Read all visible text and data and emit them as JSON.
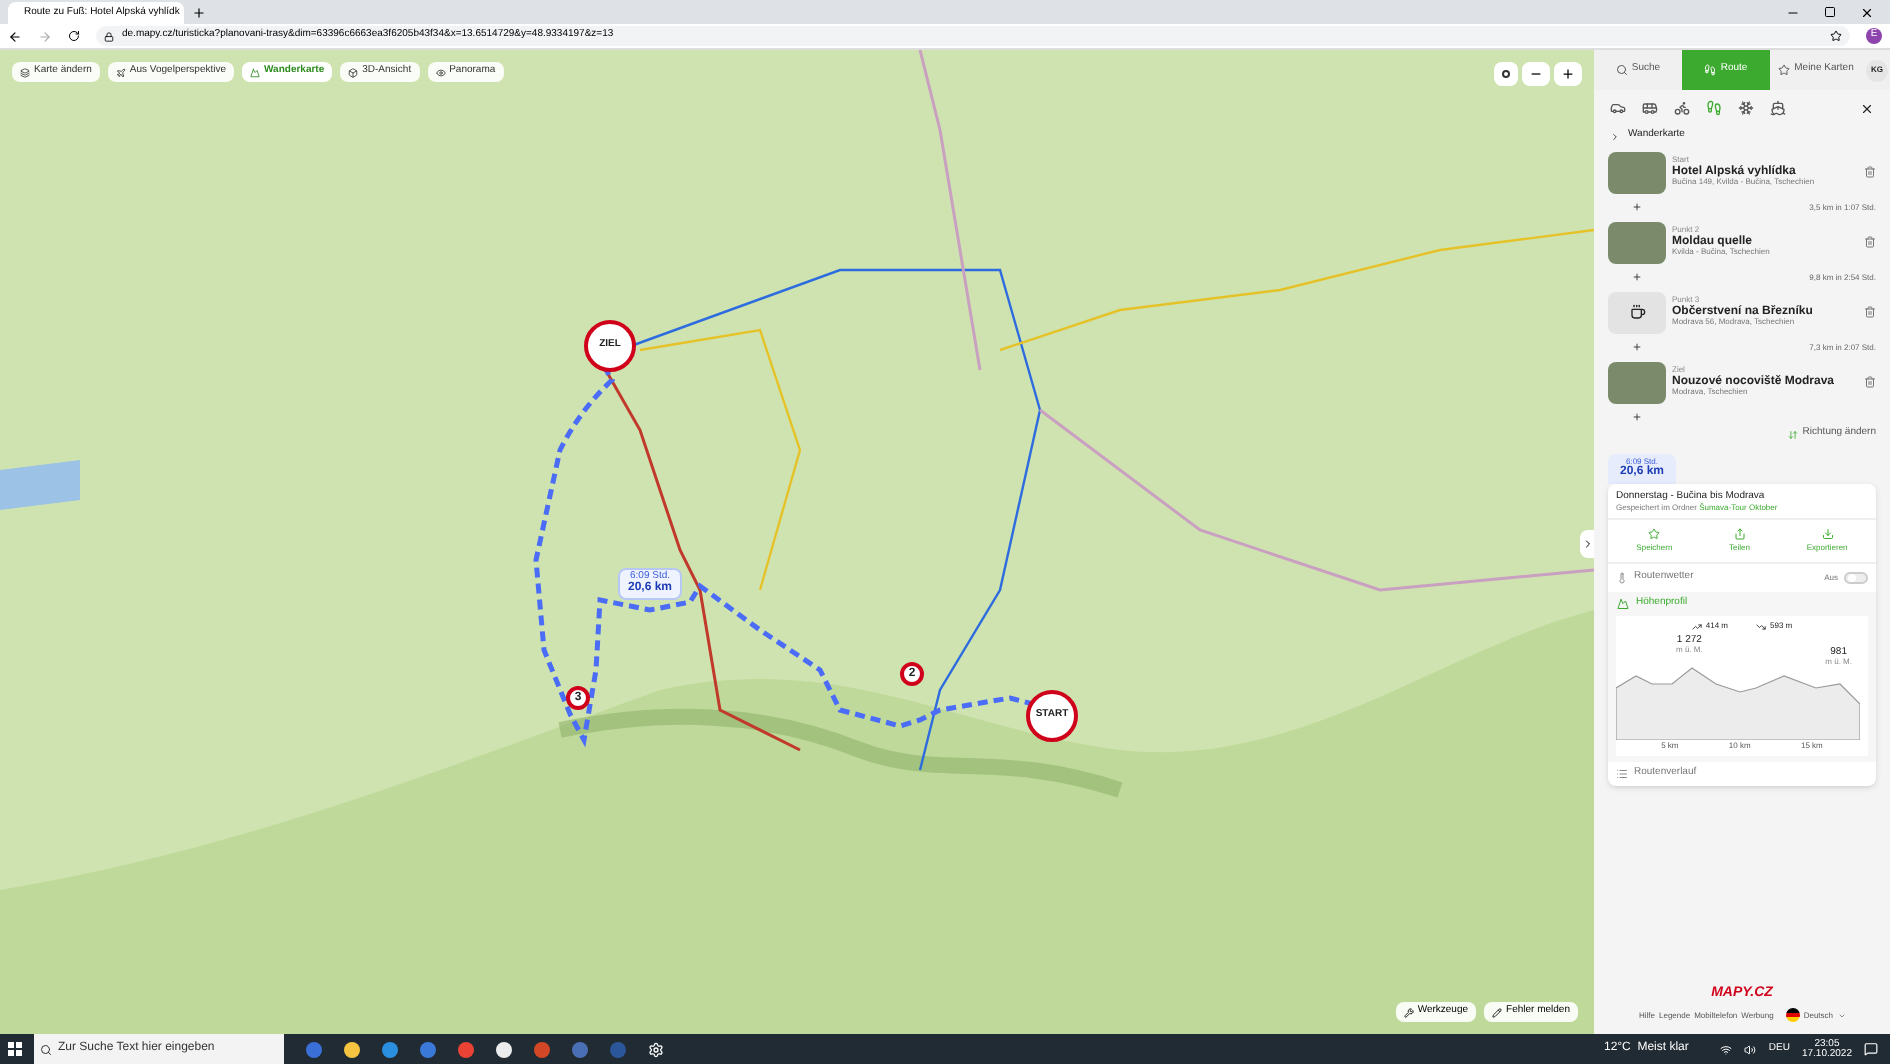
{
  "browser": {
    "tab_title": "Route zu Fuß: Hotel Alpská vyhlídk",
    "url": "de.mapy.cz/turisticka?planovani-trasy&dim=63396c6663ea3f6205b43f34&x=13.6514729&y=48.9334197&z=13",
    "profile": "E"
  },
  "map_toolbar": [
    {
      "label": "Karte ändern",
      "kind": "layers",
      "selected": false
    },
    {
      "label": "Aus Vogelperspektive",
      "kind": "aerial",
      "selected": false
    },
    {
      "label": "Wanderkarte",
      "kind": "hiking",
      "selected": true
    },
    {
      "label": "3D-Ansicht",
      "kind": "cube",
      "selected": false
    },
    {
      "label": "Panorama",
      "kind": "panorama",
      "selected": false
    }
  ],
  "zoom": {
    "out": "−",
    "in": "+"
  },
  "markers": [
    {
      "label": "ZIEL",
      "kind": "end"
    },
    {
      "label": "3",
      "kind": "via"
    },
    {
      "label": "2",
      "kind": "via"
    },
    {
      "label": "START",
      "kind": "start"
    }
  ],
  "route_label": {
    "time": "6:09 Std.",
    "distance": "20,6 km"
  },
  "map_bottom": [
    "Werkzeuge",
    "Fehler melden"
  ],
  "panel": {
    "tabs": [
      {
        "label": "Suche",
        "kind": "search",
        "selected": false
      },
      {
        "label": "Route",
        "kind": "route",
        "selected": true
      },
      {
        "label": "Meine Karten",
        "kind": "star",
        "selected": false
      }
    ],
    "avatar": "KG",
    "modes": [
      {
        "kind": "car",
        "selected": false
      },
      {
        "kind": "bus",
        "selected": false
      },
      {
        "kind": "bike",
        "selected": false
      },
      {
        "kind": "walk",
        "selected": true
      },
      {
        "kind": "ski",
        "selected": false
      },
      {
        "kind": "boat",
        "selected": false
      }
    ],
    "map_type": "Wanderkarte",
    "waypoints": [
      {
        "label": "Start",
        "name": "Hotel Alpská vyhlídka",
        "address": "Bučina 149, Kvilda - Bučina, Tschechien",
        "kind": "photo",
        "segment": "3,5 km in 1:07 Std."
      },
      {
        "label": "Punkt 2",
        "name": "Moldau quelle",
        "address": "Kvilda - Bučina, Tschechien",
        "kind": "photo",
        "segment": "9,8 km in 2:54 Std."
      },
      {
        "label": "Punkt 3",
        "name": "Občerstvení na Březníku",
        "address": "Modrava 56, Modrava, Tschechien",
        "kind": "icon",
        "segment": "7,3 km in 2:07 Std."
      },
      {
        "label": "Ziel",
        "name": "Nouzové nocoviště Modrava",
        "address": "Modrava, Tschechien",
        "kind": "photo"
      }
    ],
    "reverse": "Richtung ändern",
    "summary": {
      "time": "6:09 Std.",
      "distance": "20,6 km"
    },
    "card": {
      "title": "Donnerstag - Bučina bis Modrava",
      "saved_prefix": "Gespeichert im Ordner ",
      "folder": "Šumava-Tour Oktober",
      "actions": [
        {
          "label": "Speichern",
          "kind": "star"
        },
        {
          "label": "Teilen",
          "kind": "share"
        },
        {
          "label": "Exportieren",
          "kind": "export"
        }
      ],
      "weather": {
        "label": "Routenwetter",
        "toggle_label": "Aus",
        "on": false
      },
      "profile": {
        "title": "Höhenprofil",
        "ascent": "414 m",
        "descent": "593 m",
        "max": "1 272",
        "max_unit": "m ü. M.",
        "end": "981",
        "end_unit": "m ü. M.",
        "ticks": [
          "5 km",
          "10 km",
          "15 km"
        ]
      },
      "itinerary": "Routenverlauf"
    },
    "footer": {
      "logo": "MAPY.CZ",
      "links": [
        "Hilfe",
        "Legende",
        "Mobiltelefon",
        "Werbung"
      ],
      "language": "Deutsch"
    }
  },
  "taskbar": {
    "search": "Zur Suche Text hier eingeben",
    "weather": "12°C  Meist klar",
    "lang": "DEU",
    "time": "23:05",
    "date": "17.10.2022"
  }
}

# # #

▶ What the task requires:
Write every record out again exactly; no pictures belong in the copy.

▶ Solution to the problem:
Read all visible text and data and emit them as JSON.
{
  "browser": {
    "tab_title": "Route zu Fuß: Hotel Alpská vyhlídk",
    "url": "de.mapy.cz/turisticka?planovani-trasy&dim=63396c6663ea3f6205b43f34&x=13.6514729&y=48.9334197&z=13",
    "profile": "E"
  },
  "map_toolbar": [
    {
      "label": "Karte ändern",
      "kind": "layers",
      "selected": false
    },
    {
      "label": "Aus Vogelperspektive",
      "kind": "aerial",
      "selected": false
    },
    {
      "label": "Wanderkarte",
      "kind": "hiking",
      "selected": true
    },
    {
      "label": "3D-Ansicht",
      "kind": "cube",
      "selected": false
    },
    {
      "label": "Panorama",
      "kind": "panorama",
      "selected": false
    }
  ],
  "zoom": {
    "out": "−",
    "in": "+"
  },
  "markers": [
    {
      "label": "ZIEL",
      "kind": "end"
    },
    {
      "label": "3",
      "kind": "via"
    },
    {
      "label": "2",
      "kind": "via"
    },
    {
      "label": "START",
      "kind": "start"
    }
  ],
  "route_label": {
    "time": "6:09 Std.",
    "distance": "20,6 km"
  },
  "map_bottom": [
    "Werkzeuge",
    "Fehler melden"
  ],
  "panel": {
    "tabs": [
      {
        "label": "Suche",
        "kind": "search",
        "selected": false
      },
      {
        "label": "Route",
        "kind": "route",
        "selected": true
      },
      {
        "label": "Meine Karten",
        "kind": "star",
        "selected": false
      }
    ],
    "avatar": "KG",
    "modes": [
      {
        "kind": "car",
        "selected": false
      },
      {
        "kind": "bus",
        "selected": false
      },
      {
        "kind": "bike",
        "selected": false
      },
      {
        "kind": "walk",
        "selected": true
      },
      {
        "kind": "ski",
        "selected": false
      },
      {
        "kind": "boat",
        "selected": false
      }
    ],
    "map_type": "Wanderkarte",
    "waypoints": [
      {
        "label": "Start",
        "name": "Hotel Alpská vyhlídka",
        "address": "Bučina 149, Kvilda - Bučina, Tschechien",
        "kind": "photo",
        "segment": "3,5 km in 1:07 Std."
      },
      {
        "label": "Punkt 2",
        "name": "Moldau quelle",
        "address": "Kvilda - Bučina, Tschechien",
        "kind": "photo",
        "segment": "9,8 km in 2:54 Std."
      },
      {
        "label": "Punkt 3",
        "name": "Občerstvení na Březníku",
        "address": "Modrava 56, Modrava, Tschechien",
        "kind": "icon",
        "segment": "7,3 km in 2:07 Std."
      },
      {
        "label": "Ziel",
        "name": "Nouzové nocoviště Modrava",
        "address": "Modrava, Tschechien",
        "kind": "photo"
      }
    ],
    "reverse": "Richtung ändern",
    "summary": {
      "time": "6:09 Std.",
      "distance": "20,6 km"
    },
    "card": {
      "title": "Donnerstag - Bučina bis Modrava",
      "saved_prefix": "Gespeichert im Ordner ",
      "folder": "Šumava-Tour Oktober",
      "actions": [
        {
          "label": "Speichern",
          "kind": "star"
        },
        {
          "label": "Teilen",
          "kind": "share"
        },
        {
          "label": "Exportieren",
          "kind": "export"
        }
      ],
      "weather": {
        "label": "Routenwetter",
        "toggle_label": "Aus",
        "on": false
      },
      "profile": {
        "title": "Höhenprofil",
        "ascent": "414 m",
        "descent": "593 m",
        "max": "1 272",
        "max_unit": "m ü. M.",
        "end": "981",
        "end_unit": "m ü. M.",
        "ticks": [
          "5 km",
          "10 km",
          "15 km"
        ]
      },
      "itinerary": "Routenverlauf"
    },
    "footer": {
      "logo": "MAPY.CZ",
      "links": [
        "Hilfe",
        "Legende",
        "Mobiltelefon",
        "Werbung"
      ],
      "language": "Deutsch"
    }
  },
  "taskbar": {
    "search": "Zur Suche Text hier eingeben",
    "weather": "12°C  Meist klar",
    "lang": "DEU",
    "time": "23:05",
    "date": "17.10.2022"
  }
}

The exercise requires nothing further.